--- Description of the task ---
What follows is a listing to be transcribed exactly.

::: Items :::

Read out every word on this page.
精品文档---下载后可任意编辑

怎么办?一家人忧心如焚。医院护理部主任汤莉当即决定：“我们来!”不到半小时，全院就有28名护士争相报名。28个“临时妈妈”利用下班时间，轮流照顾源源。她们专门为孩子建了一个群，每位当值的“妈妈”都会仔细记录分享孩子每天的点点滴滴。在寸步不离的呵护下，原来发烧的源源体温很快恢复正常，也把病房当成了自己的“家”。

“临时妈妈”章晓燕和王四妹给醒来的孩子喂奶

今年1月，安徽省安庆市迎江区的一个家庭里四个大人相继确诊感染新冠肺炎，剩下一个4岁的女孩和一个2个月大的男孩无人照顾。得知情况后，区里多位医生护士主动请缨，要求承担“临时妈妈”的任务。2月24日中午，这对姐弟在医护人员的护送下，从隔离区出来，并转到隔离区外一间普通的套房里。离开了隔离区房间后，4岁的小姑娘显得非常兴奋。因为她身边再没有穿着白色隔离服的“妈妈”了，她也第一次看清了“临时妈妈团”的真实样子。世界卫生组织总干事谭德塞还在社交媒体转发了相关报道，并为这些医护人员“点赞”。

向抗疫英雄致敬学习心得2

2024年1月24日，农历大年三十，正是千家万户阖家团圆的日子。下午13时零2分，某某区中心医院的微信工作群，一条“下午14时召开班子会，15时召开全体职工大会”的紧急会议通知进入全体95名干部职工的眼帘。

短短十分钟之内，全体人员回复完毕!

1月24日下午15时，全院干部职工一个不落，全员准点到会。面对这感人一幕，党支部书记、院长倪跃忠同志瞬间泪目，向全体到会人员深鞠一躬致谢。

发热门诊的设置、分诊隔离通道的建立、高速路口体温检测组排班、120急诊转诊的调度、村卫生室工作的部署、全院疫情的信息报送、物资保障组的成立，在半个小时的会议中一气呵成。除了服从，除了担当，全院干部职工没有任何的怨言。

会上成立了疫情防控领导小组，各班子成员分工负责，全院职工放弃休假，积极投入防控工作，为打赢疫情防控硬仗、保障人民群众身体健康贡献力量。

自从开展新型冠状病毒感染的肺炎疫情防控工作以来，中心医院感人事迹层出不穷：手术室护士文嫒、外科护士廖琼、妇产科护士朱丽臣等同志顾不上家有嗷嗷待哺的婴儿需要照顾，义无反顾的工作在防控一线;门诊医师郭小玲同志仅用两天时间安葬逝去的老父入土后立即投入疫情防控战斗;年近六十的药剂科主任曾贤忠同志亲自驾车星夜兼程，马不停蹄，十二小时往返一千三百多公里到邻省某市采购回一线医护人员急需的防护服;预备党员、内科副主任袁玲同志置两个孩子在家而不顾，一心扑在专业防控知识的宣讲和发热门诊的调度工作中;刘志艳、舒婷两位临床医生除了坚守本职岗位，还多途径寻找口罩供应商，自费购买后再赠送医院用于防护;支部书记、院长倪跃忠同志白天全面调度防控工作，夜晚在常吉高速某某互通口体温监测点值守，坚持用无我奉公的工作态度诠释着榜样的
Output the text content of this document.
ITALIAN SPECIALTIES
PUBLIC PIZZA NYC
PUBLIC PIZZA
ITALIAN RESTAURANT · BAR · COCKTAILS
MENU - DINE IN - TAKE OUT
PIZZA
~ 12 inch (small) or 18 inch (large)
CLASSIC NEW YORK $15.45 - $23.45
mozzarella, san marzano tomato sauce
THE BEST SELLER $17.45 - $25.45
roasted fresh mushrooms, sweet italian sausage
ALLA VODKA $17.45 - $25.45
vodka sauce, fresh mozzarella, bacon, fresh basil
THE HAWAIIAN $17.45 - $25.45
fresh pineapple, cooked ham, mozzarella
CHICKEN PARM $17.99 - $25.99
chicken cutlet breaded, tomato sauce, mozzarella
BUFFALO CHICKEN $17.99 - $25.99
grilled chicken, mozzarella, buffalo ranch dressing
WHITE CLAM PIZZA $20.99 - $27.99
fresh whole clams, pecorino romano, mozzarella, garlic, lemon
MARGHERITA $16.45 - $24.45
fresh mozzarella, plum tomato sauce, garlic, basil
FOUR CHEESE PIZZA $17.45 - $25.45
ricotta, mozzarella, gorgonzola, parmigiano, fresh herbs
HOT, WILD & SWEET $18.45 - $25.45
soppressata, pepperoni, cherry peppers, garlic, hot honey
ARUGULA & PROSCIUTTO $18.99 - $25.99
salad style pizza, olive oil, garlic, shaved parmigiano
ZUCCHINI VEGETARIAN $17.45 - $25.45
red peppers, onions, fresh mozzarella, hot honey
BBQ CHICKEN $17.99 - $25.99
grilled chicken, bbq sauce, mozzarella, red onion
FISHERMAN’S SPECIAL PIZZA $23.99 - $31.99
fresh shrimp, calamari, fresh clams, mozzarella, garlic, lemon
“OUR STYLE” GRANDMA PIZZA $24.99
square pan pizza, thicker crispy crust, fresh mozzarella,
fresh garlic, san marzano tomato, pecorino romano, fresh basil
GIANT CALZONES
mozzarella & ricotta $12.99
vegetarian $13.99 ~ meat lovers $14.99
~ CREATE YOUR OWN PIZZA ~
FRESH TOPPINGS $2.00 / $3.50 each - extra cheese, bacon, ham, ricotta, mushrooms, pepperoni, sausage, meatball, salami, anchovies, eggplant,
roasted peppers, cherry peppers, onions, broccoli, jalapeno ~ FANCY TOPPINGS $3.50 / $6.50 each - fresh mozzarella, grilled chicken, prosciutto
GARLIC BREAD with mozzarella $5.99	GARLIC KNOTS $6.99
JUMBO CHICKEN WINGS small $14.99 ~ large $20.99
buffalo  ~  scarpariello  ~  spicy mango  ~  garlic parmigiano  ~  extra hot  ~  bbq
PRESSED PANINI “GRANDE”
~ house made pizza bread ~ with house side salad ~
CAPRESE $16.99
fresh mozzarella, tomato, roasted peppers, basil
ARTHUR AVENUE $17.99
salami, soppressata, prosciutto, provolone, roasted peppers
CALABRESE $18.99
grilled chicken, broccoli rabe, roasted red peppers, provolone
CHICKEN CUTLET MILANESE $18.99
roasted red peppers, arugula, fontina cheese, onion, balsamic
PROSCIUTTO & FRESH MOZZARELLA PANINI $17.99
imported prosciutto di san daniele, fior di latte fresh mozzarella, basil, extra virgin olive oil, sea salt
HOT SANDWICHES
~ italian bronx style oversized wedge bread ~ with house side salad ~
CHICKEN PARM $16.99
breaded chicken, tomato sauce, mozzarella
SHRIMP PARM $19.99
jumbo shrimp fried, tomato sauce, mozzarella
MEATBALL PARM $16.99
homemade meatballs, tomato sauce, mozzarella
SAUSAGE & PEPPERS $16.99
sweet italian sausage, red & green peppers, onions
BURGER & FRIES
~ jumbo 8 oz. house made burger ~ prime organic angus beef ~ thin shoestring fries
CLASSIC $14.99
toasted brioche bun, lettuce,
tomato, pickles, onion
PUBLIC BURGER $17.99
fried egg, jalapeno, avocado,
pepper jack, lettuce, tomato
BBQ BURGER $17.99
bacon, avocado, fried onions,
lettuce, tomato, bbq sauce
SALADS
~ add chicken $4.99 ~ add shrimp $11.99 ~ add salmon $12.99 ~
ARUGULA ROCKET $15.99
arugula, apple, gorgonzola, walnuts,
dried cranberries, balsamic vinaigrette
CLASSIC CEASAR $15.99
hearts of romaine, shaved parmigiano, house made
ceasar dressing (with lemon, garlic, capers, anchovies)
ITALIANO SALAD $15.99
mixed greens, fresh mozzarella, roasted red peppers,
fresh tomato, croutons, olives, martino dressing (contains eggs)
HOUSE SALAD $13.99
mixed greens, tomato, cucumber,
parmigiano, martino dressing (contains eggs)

:::

--- Solution below ---
Read out every word on this page.
精品文档---下载后可任意编辑

怎么办?一家人忧心如焚。医院护理部主任汤莉当即决定：“我们来!”不到半小时，全院就有28名护士争相报名。28个“临时妈妈”利用下班时间，轮流照顾源源。她们专门为孩子建了一个群，每位当值的“妈妈”都会仔细记录分享孩子每天的点点滴滴。在寸步不离的呵护下，原来发烧的源源体温很快恢复正常，也把病房当成了自己的“家”。

“临时妈妈”章晓燕和王四妹给醒来的孩子喂奶

今年1月，安徽省安庆市迎江区的一个家庭里四个大人相继确诊感染新冠肺炎，剩下一个4岁的女孩和一个2个月大的男孩无人照顾。得知情况后，区里多位医生护士主动请缨，要求承担“临时妈妈”的任务。2月24日中午，这对姐弟在医护人员的护送下，从隔离区出来，并转到隔离区外一间普通的套房里。离开了隔离区房间后，4岁的小姑娘显得非常兴奋。因为她身边再没有穿着白色隔离服的“妈妈”了，她也第一次看清了“临时妈妈团”的真实样子。世界卫生组织总干事谭德塞还在社交媒体转发了相关报道，并为这些医护人员“点赞”。

向抗疫英雄致敬学习心得2

2024年1月24日，农历大年三十，正是千家万户阖家团圆的日子。下午13时零2分，某某区中心医院的微信工作群，一条“下午14时召开班子会，15时召开全体职工大会”的紧急会议通知进入全体95名干部职工的眼帘。

短短十分钟之内，全体人员回复完毕!

1月24日下午15时，全院干部职工一个不落，全员准点到会。面对这感人一幕，党支部书记、院长倪跃忠同志瞬间泪目，向全体到会人员深鞠一躬致谢。

发热门诊的设置、分诊隔离通道的建立、高速路口体温检测组排班、120急诊转诊的调度、村卫生室工作的部署、全院疫情的信息报送、物资保障组的成立，在半个小时的会议中一气呵成。除了服从，除了担当，全院干部职工没有任何的怨言。

会上成立了疫情防控领导小组，各班子成员分工负责，全院职工放弃休假，积极投入防控工作，为打赢疫情防控硬仗、保障人民群众身体健康贡献力量。

自从开展新型冠状病毒感染的肺炎疫情防控工作以来，中心医院感人事迹层出不穷：手术室护士文嫒、外科护士廖琼、妇产科护士朱丽臣等同志顾不上家有嗷嗷待哺的婴儿需要照顾，义无反顾的工作在防控一线;门诊医师郭小玲同志仅用两天时间安葬逝去的老父入土后立即投入疫情防控战斗;年近六十的药剂科主任曾贤忠同志亲自驾车星夜兼程，马不停蹄，十二小时往返一千三百多公里到邻省某市采购回一线医护人员急需的防护服;预备党员、内科副主任袁玲同志置两个孩子在家而不顾，一心扑在专业防控知识的宣讲和发热门诊的调度工作中;刘志艳、舒婷两位临床医生除了坚守本职岗位，还多途径寻找口罩供应商，自费购买后再赠送医院用于防护;支部书记、院长倪跃忠同志白天全面调度防控工作，夜晚在常吉高速某某互通口体温监测点值守，坚持用无我奉公的工作态度诠释着榜样的
Output the text content of this document.
ITALIAN SPECIALTIES
PUBLIC PIZZA NYC
PUBLIC PIZZA
ITALIAN RESTAURANT · BAR · COCKTAILS
MENU - DINE IN - TAKE OUT
PIZZA
~ 12 inch (small) or 18 inch (large)
CLASSIC NEW YORK $15.45 - $23.45
mozzarella, san marzano tomato sauce
THE BEST SELLER $17.45 - $25.45
roasted fresh mushrooms, sweet italian sausage
ALLA VODKA $17.45 - $25.45
vodka sauce, fresh mozzarella, bacon, fresh basil
THE HAWAIIAN $17.45 - $25.45
fresh pineapple, cooked ham, mozzarella
CHICKEN PARM $17.99 - $25.99
chicken cutlet breaded, tomato sauce, mozzarella
BUFFALO CHICKEN $17.99 - $25.99
grilled chicken, mozzarella, buffalo ranch dressing
WHITE CLAM PIZZA $20.99 - $27.99
fresh whole clams, pecorino romano, mozzarella, garlic, lemon
MARGHERITA $16.45 - $24.45
fresh mozzarella, plum tomato sauce, garlic, basil
FOUR CHEESE PIZZA $17.45 - $25.45
ricotta, mozzarella, gorgonzola, parmigiano, fresh herbs
HOT, WILD & SWEET $18.45 - $25.45
soppressata, pepperoni, cherry peppers, garlic, hot honey
ARUGULA & PROSCIUTTO $18.99 - $25.99
salad style pizza, olive oil, garlic, shaved parmigiano
ZUCCHINI VEGETARIAN $17.45 - $25.45
red peppers, onions, fresh mozzarella, hot honey
BBQ CHICKEN $17.99 - $25.99
grilled chicken, bbq sauce, mozzarella, red onion
FISHERMAN’S SPECIAL PIZZA $23.99 - $31.99
fresh shrimp, calamari, fresh clams, mozzarella, garlic, lemon
“OUR STYLE” GRANDMA PIZZA $24.99
square pan pizza, thicker crispy crust, fresh mozzarella,
fresh garlic, san marzano tomato, pecorino romano, fresh basil
GIANT CALZONES
mozzarella & ricotta $12.99
vegetarian $13.99 ~ meat lovers $14.99
~ CREATE YOUR OWN PIZZA ~
FRESH TOPPINGS $2.00 / $3.50 each - extra cheese, bacon, ham, ricotta, mushrooms, pepperoni, sausage, meatball, salami, anchovies, eggplant,
roasted peppers, cherry peppers, onions, broccoli, jalapeno ~ FANCY TOPPINGS $3.50 / $6.50 each - fresh mozzarella, grilled chicken, prosciutto
GARLIC BREAD with mozzarella $5.99	GARLIC KNOTS $6.99
JUMBO CHICKEN WINGS small $14.99 ~ large $20.99
buffalo  ~  scarpariello  ~  spicy mango  ~  garlic parmigiano  ~  extra hot  ~  bbq
PRESSED PANINI “GRANDE”
~ house made pizza bread ~ with house side salad ~
CAPRESE $16.99
fresh mozzarella, tomato, roasted peppers, basil
ARTHUR AVENUE $17.99
salami, soppressata, prosciutto, provolone, roasted peppers
CALABRESE $18.99
grilled chicken, broccoli rabe, roasted red peppers, provolone
CHICKEN CUTLET MILANESE $18.99
roasted red peppers, arugula, fontina cheese, onion, balsamic
PROSCIUTTO & FRESH MOZZARELLA PANINI $17.99
imported prosciutto di san daniele, fior di latte fresh mozzarella, basil, extra virgin olive oil, sea salt
HOT SANDWICHES
~ italian bronx style oversized wedge bread ~ with house side salad ~
CHICKEN PARM $16.99
breaded chicken, tomato sauce, mozzarella
SHRIMP PARM $19.99
jumbo shrimp fried, tomato sauce, mozzarella
MEATBALL PARM $16.99
homemade meatballs, tomato sauce, mozzarella
SAUSAGE & PEPPERS $16.99
sweet italian sausage, red & green peppers, onions
BURGER & FRIES
~ jumbo 8 oz. house made burger ~ prime organic angus beef ~ thin shoestring fries
CLASSIC $14.99
toasted brioche bun, lettuce,
tomato, pickles, onion
PUBLIC BURGER $17.99
fried egg, jalapeno, avocado,
pepper jack, lettuce, tomato
BBQ BURGER $17.99
bacon, avocado, fried onions,
lettuce, tomato, bbq sauce
SALADS
~ add chicken $4.99 ~ add shrimp $11.99 ~ add salmon $12.99 ~
ARUGULA ROCKET $15.99
arugula, apple, gorgonzola, walnuts,
dried cranberries, balsamic vinaigrette
CLASSIC CEASAR $15.99
hearts of romaine, shaved parmigiano, house made
ceasar dressing (with lemon, garlic, capers, anchovies)
ITALIANO SALAD $15.99
mixed greens, fresh mozzarella, roasted red peppers,
fresh tomato, croutons, olives, martino dressing (contains eggs)
HOUSE SALAD $13.99
mixed greens, tomato, cucumber,
parmigiano, martino dressing (contains eggs)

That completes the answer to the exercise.